Where does the string "word" appear in the records? Copy every line that contains it.

Dataset items:
------------------------------------------------------------
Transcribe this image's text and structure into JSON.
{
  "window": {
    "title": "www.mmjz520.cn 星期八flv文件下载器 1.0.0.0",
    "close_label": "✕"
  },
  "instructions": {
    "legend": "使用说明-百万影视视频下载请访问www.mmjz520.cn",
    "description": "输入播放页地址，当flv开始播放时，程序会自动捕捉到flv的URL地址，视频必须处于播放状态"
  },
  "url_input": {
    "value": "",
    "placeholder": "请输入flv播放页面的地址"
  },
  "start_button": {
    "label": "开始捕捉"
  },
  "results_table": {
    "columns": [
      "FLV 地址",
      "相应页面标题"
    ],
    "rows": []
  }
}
------------------------------------------------------------
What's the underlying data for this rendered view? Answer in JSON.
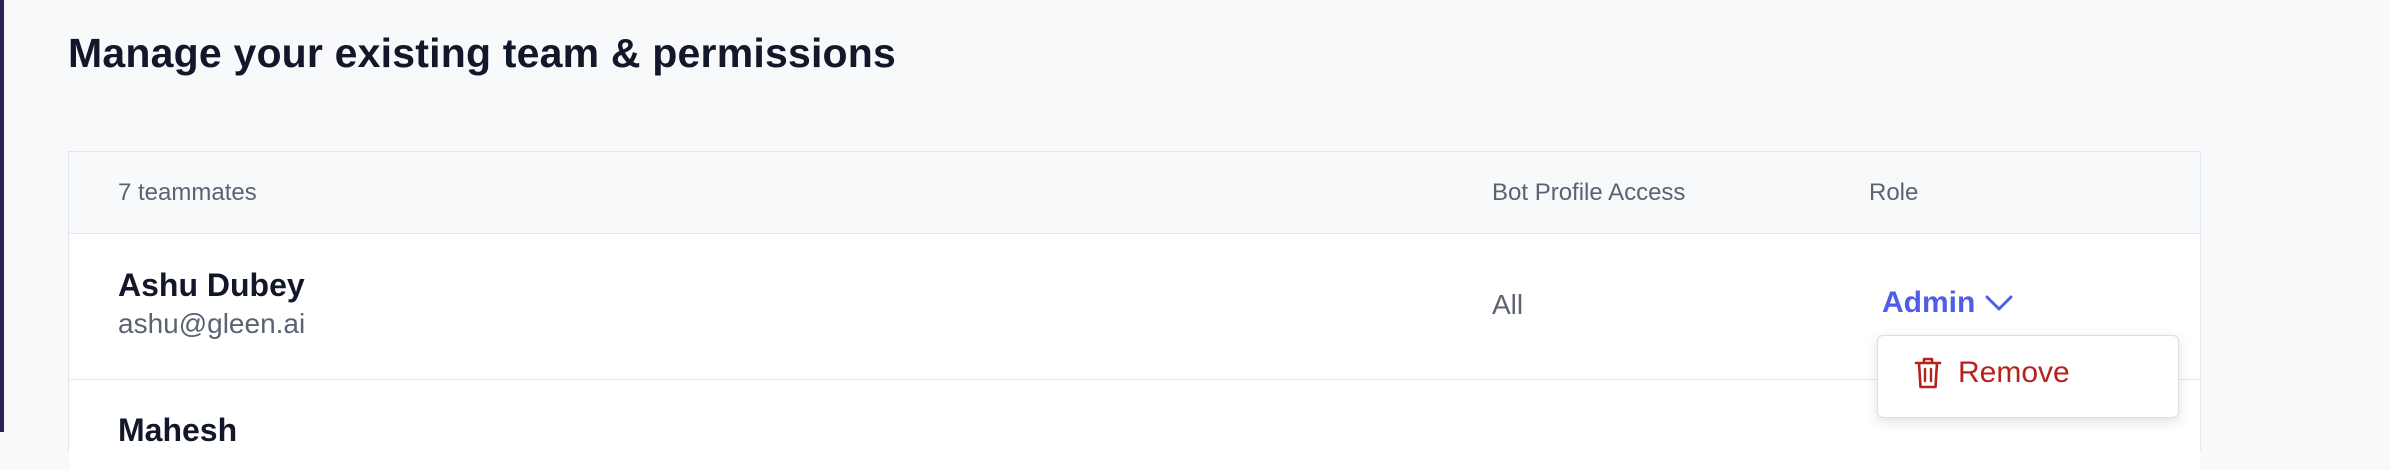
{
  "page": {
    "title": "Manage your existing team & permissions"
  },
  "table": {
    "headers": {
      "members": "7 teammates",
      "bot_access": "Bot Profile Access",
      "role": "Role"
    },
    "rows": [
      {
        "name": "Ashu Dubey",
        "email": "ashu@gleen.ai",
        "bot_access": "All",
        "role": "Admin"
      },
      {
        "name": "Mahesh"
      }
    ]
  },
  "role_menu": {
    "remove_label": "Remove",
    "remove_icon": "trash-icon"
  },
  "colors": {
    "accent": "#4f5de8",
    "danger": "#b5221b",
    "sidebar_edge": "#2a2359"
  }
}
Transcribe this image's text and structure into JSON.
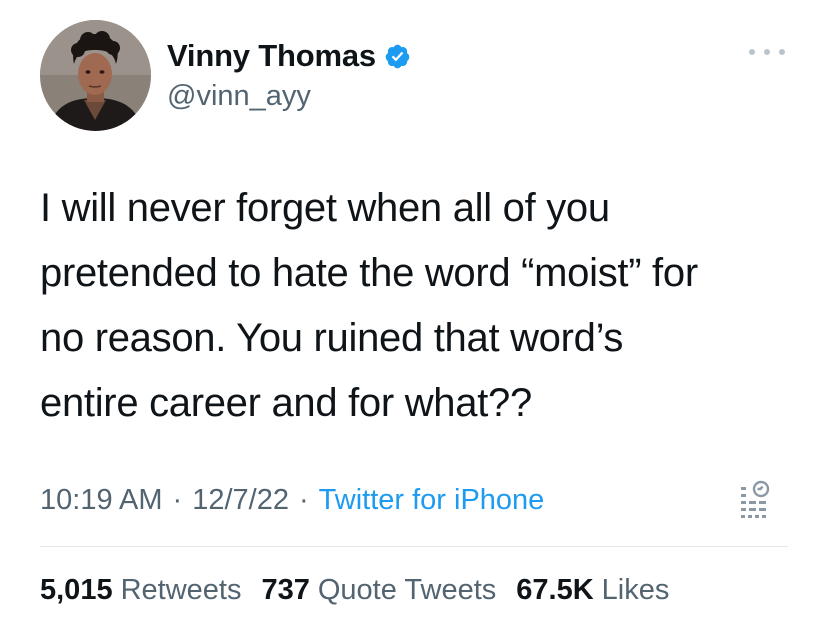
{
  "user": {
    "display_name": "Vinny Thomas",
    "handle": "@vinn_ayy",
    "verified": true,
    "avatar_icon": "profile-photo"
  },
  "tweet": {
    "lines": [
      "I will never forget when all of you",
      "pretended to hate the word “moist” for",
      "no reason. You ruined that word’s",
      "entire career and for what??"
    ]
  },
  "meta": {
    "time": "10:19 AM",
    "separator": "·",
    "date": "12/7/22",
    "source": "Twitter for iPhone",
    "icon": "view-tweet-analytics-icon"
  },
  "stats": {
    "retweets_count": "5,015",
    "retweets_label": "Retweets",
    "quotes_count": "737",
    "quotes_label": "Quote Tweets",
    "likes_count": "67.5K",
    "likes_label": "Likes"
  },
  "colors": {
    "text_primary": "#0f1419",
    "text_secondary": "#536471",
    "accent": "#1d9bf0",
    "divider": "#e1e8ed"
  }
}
------------------------------------------------------------
Result of this task:
      "pretended to hate the word “moist” for",
      "no reason. You ruined that word’s",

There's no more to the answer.